## Brief
In the algebra thread below, which method does the reply choose for solving the equation?
═════ Passage ═════
+0

Algebra

0
135
2

Find all solutions to the equation x^2 + 29 = 10x + 3.

Jun 25, 2021

#1
+152
+2

$x^2+29=10x+3$

take the 3 to the left-hand side

$x^2+26=10x$

now take the 10x to the other side

$x^2-10x+26=0$

now to solve this you can pick many ways, though i will pick using the quadratic formula

$_2x_1=\frac{-b\pm \sqrt{b^2-4ac}}{2a}$

where $a=1$  ;  $b=-10$ ;  $c=26$

just plug and chug

$_2x_1=\frac{-\left(-10\right)\pm \sqrt{\left(-10\right)^2-4\cdot \:1\cdot \:26}}{2\cdot \:1}$

$_2x_1=\frac{-\left(-10\right)\pm \iota \sqrt{10^2-104}} {2\cdot \:1}$

$_2x_1=\frac{-\left(-10\right)\pm \iota \sqrt{4} } {2\cdot \:1}$

$_2x_1=\frac{-\left(-10\right)\pm \:2\iota }{2\cdot \:1}$

that gives us $x_1=\frac{10+2\iota }{2\cdot \:1} \ \ \ \Rightarrow \ \ \ \frac{10+2\iota }{2} \ \ \ \Rightarrow \ \ \ \frac{\cancel{2}\left(5+\iota \right)} {\cancel{2}}$

finally, we get $x_1==5+\iota$

second root will be as following:

$x_2=\frac{10-2\iota }{2\cdot \:1} \ \ \ \Rightarrow \ \ \ \frac{10-2\iota a}{2} \ \ \ \Rightarrow \ \ \ \frac{\cancel{2}\left(5-\iota \right)}{\cancel{2}}$

thus the second root is $x_2=5-\iota$

Jun 25, 2021
#2
+152
+2

that gives us $x_1=\frac{10+2\iota }{2\cdot \:1} \ \ \ \Rightarrow \ \ \ \frac{10+2\iota }{2} \ \ \ \Rightarrow \ \ \ \frac{\cancel{2}\left(5+\iota \right)}{ \cancel{2}}$

finally, we get

$x_1=5+\iota$

fixed.
═════ Supplied material ═════
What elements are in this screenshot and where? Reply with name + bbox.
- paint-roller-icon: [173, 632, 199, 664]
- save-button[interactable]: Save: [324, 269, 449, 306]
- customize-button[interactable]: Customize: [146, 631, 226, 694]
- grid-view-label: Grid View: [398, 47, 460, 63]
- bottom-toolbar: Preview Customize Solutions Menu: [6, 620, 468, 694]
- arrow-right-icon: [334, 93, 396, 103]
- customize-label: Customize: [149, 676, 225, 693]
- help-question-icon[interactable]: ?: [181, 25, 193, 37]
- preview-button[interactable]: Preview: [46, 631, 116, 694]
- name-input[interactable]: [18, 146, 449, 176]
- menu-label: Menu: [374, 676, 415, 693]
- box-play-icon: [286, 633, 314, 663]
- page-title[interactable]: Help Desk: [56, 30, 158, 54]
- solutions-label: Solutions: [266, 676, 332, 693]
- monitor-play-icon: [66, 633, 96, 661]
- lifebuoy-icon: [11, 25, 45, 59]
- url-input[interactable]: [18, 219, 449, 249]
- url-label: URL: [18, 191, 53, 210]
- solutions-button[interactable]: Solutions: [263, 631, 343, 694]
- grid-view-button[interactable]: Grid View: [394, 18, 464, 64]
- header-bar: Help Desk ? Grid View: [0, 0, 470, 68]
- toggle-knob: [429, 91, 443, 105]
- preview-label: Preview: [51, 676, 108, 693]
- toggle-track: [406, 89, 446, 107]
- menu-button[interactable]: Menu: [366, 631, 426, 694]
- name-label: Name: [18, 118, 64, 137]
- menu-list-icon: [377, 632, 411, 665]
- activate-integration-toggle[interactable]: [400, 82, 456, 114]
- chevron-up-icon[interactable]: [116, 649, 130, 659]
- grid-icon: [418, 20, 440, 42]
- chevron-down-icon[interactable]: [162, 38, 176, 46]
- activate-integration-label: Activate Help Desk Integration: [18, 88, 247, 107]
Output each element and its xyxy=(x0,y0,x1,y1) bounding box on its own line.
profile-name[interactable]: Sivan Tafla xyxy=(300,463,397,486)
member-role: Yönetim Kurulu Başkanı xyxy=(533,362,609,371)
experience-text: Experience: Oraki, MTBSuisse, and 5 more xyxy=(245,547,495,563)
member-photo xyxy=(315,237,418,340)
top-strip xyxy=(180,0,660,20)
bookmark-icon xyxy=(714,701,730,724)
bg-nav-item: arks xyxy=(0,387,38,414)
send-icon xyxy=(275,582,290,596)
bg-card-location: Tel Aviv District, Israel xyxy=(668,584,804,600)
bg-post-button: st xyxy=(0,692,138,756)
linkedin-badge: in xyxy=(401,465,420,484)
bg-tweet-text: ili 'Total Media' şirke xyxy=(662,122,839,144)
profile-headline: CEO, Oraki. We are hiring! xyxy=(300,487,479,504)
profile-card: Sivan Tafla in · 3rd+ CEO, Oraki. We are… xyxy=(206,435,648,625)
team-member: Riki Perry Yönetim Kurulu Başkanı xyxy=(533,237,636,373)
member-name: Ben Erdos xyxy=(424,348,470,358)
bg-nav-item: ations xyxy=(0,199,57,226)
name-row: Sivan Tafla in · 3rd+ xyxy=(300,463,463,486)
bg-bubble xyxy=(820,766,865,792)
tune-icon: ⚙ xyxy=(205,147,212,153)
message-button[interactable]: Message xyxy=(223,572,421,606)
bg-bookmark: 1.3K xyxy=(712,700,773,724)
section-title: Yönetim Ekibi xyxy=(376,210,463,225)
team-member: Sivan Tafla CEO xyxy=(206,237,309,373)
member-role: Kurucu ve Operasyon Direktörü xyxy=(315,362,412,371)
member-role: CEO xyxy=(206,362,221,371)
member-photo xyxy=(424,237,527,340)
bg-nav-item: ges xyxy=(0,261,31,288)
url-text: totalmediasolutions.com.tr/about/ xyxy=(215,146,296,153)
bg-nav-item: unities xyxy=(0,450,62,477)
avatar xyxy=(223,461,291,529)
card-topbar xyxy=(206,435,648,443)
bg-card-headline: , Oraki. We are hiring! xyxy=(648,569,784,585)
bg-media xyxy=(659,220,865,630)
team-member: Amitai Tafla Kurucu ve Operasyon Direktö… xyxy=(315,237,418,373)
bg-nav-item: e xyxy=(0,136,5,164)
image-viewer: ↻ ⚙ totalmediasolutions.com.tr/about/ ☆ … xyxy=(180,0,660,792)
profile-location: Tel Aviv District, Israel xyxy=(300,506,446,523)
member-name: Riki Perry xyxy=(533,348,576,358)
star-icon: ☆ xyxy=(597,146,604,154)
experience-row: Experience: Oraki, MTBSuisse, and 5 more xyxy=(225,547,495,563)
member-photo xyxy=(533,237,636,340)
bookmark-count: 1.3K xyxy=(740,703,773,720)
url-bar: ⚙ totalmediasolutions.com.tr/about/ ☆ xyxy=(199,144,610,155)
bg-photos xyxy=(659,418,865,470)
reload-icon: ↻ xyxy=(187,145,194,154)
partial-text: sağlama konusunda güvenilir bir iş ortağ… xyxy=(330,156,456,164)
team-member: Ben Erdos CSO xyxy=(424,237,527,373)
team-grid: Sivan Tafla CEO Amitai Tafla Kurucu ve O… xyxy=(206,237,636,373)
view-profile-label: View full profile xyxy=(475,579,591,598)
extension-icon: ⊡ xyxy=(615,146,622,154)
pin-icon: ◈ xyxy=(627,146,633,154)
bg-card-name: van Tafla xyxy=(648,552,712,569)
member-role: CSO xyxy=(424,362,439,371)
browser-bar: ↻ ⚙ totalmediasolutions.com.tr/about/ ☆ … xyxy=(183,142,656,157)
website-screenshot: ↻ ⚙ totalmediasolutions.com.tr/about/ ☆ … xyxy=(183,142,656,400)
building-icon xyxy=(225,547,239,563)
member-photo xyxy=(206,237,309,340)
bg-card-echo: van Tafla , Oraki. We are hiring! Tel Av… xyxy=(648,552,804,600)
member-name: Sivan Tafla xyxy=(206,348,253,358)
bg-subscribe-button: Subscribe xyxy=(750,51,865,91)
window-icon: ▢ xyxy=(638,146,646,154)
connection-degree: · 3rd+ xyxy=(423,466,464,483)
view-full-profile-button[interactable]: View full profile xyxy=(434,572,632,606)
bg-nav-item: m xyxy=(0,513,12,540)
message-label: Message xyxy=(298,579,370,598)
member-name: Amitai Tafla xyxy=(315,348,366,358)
═════
## Exercise response
The quadratic formula.